§ **The problem**
All of the lines below should be output exactly as shown.
##############################
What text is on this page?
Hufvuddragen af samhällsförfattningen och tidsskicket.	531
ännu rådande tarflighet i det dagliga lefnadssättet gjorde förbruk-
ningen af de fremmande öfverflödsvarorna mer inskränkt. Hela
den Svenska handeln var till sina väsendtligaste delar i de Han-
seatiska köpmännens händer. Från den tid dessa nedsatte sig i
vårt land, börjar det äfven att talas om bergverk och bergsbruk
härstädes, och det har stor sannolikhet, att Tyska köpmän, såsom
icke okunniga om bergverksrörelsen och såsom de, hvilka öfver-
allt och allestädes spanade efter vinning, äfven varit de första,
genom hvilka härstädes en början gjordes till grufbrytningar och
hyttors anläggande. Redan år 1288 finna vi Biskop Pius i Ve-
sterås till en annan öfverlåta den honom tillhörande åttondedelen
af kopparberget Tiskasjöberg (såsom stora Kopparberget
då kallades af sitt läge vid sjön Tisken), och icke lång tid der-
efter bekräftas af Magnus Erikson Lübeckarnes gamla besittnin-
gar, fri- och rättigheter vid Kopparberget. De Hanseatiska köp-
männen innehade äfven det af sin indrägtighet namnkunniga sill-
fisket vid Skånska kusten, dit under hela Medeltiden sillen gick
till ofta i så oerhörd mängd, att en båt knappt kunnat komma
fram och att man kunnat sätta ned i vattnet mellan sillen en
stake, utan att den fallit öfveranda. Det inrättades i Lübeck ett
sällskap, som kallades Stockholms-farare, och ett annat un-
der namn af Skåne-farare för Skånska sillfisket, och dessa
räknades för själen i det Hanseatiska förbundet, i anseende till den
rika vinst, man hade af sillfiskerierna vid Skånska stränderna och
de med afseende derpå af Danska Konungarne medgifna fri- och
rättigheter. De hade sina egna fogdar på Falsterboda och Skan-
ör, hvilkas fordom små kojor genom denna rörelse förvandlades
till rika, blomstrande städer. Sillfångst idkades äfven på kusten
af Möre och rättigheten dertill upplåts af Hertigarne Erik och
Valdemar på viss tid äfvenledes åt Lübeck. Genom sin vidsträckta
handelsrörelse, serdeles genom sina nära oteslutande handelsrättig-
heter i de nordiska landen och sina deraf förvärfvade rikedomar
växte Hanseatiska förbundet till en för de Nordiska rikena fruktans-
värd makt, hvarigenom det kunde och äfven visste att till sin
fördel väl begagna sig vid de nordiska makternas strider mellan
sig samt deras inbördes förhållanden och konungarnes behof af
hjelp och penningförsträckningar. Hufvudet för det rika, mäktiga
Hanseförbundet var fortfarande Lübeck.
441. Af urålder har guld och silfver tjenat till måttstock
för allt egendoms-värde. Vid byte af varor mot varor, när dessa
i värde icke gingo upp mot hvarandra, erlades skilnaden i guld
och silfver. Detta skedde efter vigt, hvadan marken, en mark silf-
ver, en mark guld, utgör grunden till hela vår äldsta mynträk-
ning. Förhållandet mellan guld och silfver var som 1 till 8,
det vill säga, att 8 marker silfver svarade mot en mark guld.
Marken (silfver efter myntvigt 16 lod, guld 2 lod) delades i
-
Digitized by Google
##############################
§ **Output**
What text is on this page?
Hufvuddragen af samhällsförfattningen och tidsskicket.	531
ännu rådande tarflighet i det dagliga lefnadssättet gjorde förbruk-
ningen af de fremmande öfverflödsvarorna mer inskränkt. Hela
den Svenska handeln var till sina väsendtligaste delar i de Han-
seatiska köpmännens händer. Från den tid dessa nedsatte sig i
vårt land, börjar det äfven att talas om bergverk och bergsbruk
härstädes, och det har stor sannolikhet, att Tyska köpmän, såsom
icke okunniga om bergverksrörelsen och såsom de, hvilka öfver-
allt och allestädes spanade efter vinning, äfven varit de första,
genom hvilka härstädes en början gjordes till grufbrytningar och
hyttors anläggande. Redan år 1288 finna vi Biskop Pius i Ve-
sterås till en annan öfverlåta den honom tillhörande åttondedelen
af kopparberget Tiskasjöberg (såsom stora Kopparberget
då kallades af sitt läge vid sjön Tisken), och icke lång tid der-
efter bekräftas af Magnus Erikson Lübeckarnes gamla besittnin-
gar, fri- och rättigheter vid Kopparberget. De Hanseatiska köp-
männen innehade äfven det af sin indrägtighet namnkunniga sill-
fisket vid Skånska kusten, dit under hela Medeltiden sillen gick
till ofta i så oerhörd mängd, att en båt knappt kunnat komma
fram och att man kunnat sätta ned i vattnet mellan sillen en
stake, utan att den fallit öfveranda. Det inrättades i Lübeck ett
sällskap, som kallades Stockholms-farare, och ett annat un-
der namn af Skåne-farare för Skånska sillfisket, och dessa
räknades för själen i det Hanseatiska förbundet, i anseende till den
rika vinst, man hade af sillfiskerierna vid Skånska stränderna och
de med afseende derpå af Danska Konungarne medgifna fri- och
rättigheter. De hade sina egna fogdar på Falsterboda och Skan-
ör, hvilkas fordom små kojor genom denna rörelse förvandlades
till rika, blomstrande städer. Sillfångst idkades äfven på kusten
af Möre och rättigheten dertill upplåts af Hertigarne Erik och
Valdemar på viss tid äfvenledes åt Lübeck. Genom sin vidsträckta
handelsrörelse, serdeles genom sina nära oteslutande handelsrättig-
heter i de nordiska landen och sina deraf förvärfvade rikedomar
växte Hanseatiska förbundet till en för de Nordiska rikena fruktans-
värd makt, hvarigenom det kunde och äfven visste att till sin
fördel väl begagna sig vid de nordiska makternas strider mellan
sig samt deras inbördes förhållanden och konungarnes behof af
hjelp och penningförsträckningar. Hufvudet för det rika, mäktiga
Hanseförbundet var fortfarande Lübeck.
441. Af urålder har guld och silfver tjenat till måttstock
för allt egendoms-värde. Vid byte af varor mot varor, när dessa
i värde icke gingo upp mot hvarandra, erlades skilnaden i guld
och silfver. Detta skedde efter vigt, hvadan marken, en mark silf-
ver, en mark guld, utgör grunden till hela vår äldsta mynträk-
ning. Förhållandet mellan guld och silfver var som 1 till 8,
det vill säga, att 8 marker silfver svarade mot en mark guld.
Marken (silfver efter myntvigt 16 lod, guld 2 lod) delades i
-
Digitized by Google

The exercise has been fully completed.